**DATASET ROWS**

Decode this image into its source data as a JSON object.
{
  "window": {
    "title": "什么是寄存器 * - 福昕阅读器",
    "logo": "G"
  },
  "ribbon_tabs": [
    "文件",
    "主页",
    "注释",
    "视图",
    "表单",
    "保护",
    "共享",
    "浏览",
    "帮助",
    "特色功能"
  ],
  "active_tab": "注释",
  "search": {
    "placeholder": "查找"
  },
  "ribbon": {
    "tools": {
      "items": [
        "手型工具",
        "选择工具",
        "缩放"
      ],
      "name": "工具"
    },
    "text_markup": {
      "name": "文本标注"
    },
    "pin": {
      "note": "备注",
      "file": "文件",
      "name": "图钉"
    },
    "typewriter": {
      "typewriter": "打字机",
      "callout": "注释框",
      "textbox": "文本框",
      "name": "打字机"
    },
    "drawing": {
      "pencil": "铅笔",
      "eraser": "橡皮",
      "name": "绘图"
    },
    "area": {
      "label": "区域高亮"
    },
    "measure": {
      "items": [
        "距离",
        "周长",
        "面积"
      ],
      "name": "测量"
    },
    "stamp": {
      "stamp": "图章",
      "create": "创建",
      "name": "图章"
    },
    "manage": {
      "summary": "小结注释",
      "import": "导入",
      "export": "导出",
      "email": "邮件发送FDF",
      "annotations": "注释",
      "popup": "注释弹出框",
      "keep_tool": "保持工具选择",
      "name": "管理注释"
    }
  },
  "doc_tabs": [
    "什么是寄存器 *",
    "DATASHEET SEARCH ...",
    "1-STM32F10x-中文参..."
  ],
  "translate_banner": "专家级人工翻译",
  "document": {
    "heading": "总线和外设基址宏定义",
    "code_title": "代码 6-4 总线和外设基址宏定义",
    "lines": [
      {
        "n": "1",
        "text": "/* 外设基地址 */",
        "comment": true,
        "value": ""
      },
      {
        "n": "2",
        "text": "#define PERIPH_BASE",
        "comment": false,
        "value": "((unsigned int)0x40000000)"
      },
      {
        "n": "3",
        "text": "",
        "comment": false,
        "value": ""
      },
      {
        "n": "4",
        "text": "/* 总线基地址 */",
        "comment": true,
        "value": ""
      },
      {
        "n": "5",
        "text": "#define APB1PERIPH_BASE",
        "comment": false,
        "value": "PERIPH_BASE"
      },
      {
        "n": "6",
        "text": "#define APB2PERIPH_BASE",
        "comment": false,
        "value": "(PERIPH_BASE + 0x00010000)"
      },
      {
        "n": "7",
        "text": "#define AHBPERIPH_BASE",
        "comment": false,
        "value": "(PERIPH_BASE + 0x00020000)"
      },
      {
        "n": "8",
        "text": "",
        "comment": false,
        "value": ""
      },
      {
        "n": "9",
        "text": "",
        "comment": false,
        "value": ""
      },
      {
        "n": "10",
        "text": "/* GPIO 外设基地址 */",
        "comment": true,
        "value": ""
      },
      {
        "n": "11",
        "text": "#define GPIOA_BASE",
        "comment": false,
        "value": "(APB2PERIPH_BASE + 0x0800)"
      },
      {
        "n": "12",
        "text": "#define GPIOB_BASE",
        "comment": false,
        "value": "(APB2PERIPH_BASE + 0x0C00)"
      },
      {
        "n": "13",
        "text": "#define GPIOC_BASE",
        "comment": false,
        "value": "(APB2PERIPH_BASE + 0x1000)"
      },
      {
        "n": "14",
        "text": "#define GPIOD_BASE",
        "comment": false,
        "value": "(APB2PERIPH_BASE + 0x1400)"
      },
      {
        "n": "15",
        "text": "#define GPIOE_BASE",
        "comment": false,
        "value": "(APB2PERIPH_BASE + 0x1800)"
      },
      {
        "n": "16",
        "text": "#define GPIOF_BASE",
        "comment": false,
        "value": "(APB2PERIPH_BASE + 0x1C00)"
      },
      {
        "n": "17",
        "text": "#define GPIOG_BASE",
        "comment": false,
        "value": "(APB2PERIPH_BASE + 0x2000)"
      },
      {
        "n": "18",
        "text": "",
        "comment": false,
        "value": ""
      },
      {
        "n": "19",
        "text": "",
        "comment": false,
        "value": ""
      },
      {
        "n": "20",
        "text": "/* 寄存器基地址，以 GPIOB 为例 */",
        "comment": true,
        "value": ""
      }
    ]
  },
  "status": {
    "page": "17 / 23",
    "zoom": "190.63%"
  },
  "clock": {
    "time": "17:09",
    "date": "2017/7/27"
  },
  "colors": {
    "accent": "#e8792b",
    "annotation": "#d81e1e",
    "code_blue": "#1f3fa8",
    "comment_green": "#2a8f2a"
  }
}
* * *
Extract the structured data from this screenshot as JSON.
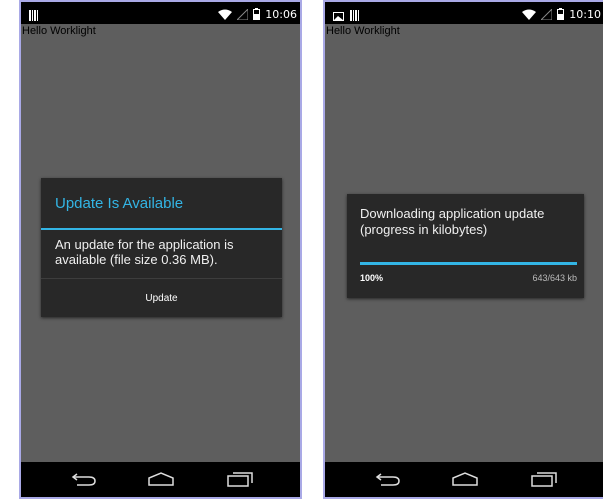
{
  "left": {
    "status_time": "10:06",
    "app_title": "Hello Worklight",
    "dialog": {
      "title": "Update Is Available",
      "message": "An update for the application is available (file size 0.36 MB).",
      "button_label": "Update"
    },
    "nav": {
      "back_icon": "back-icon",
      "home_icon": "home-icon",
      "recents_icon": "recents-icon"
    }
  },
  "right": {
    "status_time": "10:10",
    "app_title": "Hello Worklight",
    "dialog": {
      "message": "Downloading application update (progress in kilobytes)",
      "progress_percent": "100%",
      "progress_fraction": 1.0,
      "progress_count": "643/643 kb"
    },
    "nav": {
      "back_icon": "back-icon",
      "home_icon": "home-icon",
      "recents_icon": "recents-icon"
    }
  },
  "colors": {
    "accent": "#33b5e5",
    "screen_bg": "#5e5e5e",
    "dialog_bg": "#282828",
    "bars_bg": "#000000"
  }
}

**DIRECTION**
Look over the listing. Pull out every line with the string "name" in it.

**RESPONSE TO THE TASK**
      "name": "工具"
      "name": "文本标注"
      "name": "图钉"
      "name": "打字机"
      "name": "绘图"
      "name": "测量"
      "name": "图章"
      "name": "管理注释"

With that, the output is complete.